* [Source extract]
==*==
2. We would like to search for similarity for a given sequence in a database that contains hundreds of thousands, or millions of sequences.  
  
In both of the above problems we cannot proceed with sequence alignment in the way we have seen up to now. In fact we need to consider rather different strategies for rapid sequence matches. In this and the next week, we will discuss:

a. How we may approach the problem of similarity with identical matches. These sound more restrictive than the alignment concept but we will see how we can apply alignment strategies on selected identical matching "seeds" that effectively help us speed up the whole process.

b. How we can use data transformation techniques to enable the speeding up and paralelization of sequence searches.

### Pattern Searches

We will start from the simplest, yet fundamental approach in the string matching problem. Consider a long sequence we will call _sequence_, and a smaller one we will _pattern_. Our goal is to write a program that will identify matches of _pattern_ within _sequence_. Even though we are tempted to use pre-defined functions, it is a good exercise to try and think how we would do this from scratch.  

### Naive Pattern Search

Consider the simplest way possible. 

We start from the beginning of _sequence_ and scan substrings of length equal to pattern for one-to-one matches. We do this exhaustively for all substrings. Thus, the steps are:

1. Start from _sequence[0]_ and loop one residue at a time (i=0)    
2. Take a substring from _sequence_ equal to _pattern_  
3. Start from _pattern[0]_ and compare to _sequence[i]_ (j=0)
4. If there is a mismatch, exit and go to 2, take next _i_
5. If there are no mismatches and _j_ reaches the size of length of _pattern_, report a full match, go to 2 and take next _i_  
  
Below is a Python script to do this in the simplest way possible.
==*==
* [Work to do]
a – According to the pattern search text, what happens in the naive search when a mismatch is found?
b – Copy the pattern search text word for word from "2. We would" to "the whole process.".

[Element position data]
==*==
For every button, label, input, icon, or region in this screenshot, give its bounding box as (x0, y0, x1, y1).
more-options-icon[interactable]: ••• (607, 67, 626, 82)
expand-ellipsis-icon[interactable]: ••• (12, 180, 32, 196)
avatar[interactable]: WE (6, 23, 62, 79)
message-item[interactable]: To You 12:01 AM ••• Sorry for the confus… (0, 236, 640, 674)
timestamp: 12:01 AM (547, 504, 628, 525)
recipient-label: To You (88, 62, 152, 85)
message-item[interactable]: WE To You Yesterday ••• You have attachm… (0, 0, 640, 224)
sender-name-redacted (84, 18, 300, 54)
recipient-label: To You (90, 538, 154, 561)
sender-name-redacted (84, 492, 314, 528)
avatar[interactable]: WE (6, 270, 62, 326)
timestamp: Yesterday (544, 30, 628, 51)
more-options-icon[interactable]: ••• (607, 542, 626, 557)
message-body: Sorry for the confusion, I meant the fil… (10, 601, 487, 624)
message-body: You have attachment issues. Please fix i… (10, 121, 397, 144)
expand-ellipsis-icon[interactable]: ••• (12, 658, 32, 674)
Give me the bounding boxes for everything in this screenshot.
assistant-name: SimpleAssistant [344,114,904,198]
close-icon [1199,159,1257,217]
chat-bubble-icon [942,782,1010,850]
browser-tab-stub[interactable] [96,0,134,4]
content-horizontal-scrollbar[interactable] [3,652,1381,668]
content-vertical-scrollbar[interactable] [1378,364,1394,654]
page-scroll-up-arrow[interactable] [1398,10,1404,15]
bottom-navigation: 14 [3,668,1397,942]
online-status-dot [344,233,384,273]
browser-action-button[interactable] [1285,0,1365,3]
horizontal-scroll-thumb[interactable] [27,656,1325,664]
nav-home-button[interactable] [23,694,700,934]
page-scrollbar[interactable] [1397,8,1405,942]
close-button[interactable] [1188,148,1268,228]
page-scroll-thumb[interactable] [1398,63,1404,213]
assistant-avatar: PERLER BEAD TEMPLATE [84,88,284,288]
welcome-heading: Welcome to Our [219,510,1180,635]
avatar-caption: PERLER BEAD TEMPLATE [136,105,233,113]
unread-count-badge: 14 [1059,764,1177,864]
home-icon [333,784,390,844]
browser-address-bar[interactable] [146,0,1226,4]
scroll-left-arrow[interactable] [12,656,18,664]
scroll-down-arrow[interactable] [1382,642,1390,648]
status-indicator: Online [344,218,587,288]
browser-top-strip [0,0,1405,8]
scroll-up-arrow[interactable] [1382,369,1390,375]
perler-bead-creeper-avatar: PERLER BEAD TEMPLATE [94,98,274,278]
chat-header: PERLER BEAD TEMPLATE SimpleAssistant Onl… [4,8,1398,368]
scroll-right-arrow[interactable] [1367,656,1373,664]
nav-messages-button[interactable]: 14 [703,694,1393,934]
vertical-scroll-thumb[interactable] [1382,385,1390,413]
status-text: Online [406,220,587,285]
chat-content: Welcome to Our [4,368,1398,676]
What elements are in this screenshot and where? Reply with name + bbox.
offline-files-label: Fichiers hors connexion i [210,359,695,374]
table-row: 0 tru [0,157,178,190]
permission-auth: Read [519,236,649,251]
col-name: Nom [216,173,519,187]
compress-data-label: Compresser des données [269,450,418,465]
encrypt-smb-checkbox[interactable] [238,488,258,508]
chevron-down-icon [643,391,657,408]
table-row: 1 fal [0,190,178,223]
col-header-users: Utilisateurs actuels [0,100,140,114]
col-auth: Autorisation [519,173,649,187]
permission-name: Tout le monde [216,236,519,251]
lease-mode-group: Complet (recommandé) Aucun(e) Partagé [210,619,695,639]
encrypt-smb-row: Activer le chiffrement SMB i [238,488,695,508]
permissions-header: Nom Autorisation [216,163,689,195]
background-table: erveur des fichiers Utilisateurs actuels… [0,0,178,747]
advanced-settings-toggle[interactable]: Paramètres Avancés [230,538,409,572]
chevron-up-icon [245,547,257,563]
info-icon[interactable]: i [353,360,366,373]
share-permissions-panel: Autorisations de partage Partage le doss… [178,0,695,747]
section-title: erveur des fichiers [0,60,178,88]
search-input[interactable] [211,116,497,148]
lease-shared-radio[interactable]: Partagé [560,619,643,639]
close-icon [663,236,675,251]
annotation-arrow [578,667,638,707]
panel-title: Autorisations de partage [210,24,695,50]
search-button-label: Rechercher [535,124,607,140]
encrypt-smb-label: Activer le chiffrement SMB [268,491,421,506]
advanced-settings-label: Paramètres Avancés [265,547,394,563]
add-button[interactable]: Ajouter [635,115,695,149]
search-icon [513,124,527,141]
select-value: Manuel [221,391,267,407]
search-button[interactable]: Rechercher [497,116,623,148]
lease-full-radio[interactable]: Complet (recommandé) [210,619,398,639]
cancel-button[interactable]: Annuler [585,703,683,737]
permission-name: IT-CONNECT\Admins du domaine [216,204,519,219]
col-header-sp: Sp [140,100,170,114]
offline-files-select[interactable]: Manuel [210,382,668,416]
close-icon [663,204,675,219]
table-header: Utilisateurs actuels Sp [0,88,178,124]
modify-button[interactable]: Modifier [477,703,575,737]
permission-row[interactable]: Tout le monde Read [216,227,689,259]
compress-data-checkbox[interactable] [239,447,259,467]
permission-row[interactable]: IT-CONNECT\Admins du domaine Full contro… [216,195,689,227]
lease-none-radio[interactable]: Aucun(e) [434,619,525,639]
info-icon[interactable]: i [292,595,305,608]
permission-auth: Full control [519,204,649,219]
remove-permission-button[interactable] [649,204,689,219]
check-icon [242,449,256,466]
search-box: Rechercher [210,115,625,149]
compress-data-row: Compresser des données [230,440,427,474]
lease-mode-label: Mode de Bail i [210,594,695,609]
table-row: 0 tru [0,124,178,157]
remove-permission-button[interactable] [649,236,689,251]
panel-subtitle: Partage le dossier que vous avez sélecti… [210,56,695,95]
==*==
* [Worked solutions]
a – The search exits, goes back to step 2, and takes the next i.

b –
2. We would like to search for similarity for a given sequence in a database that contains hundreds of thousands, or millions of sequences.  
  
In both of the above problems we cannot proceed with sequence alignment in the way we have seen up to now. In fact we need to consider rather different strategies for rapid sequence matches. In this and the next week, we will discuss:

a. How we may approach the problem of similarity with identical matches. These sound more restrictive than the alignment concept but we will see how we can apply alignment strategies on selected identical matching "seeds" that effectively help us speed up the whole process.